■ **WHAT YOU NEED TO DO**: Copy every line below where the string "title" is found.

■ **DATASET**:

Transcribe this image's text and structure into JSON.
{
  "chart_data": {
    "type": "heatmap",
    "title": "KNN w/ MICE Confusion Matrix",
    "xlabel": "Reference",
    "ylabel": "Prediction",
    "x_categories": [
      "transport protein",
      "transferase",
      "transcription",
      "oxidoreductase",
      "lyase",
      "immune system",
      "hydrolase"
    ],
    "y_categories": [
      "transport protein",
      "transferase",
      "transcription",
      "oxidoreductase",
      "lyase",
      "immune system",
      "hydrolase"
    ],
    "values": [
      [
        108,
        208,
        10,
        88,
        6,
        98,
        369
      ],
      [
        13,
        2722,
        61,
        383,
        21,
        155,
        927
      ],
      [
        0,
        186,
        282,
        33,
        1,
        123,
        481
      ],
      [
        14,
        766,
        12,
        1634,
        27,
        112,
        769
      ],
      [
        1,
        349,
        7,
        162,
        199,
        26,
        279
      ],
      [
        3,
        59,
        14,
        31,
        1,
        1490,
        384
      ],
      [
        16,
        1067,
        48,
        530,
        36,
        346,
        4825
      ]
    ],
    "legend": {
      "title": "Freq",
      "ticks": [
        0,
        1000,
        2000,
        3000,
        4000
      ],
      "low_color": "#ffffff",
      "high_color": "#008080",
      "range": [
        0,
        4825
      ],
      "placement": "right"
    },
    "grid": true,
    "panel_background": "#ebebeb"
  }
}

■ **RESPONSE FOR THIS EXERCISE**:
    "title": "KNN w/ MICE Confusion Matrix",
      "title": "Freq",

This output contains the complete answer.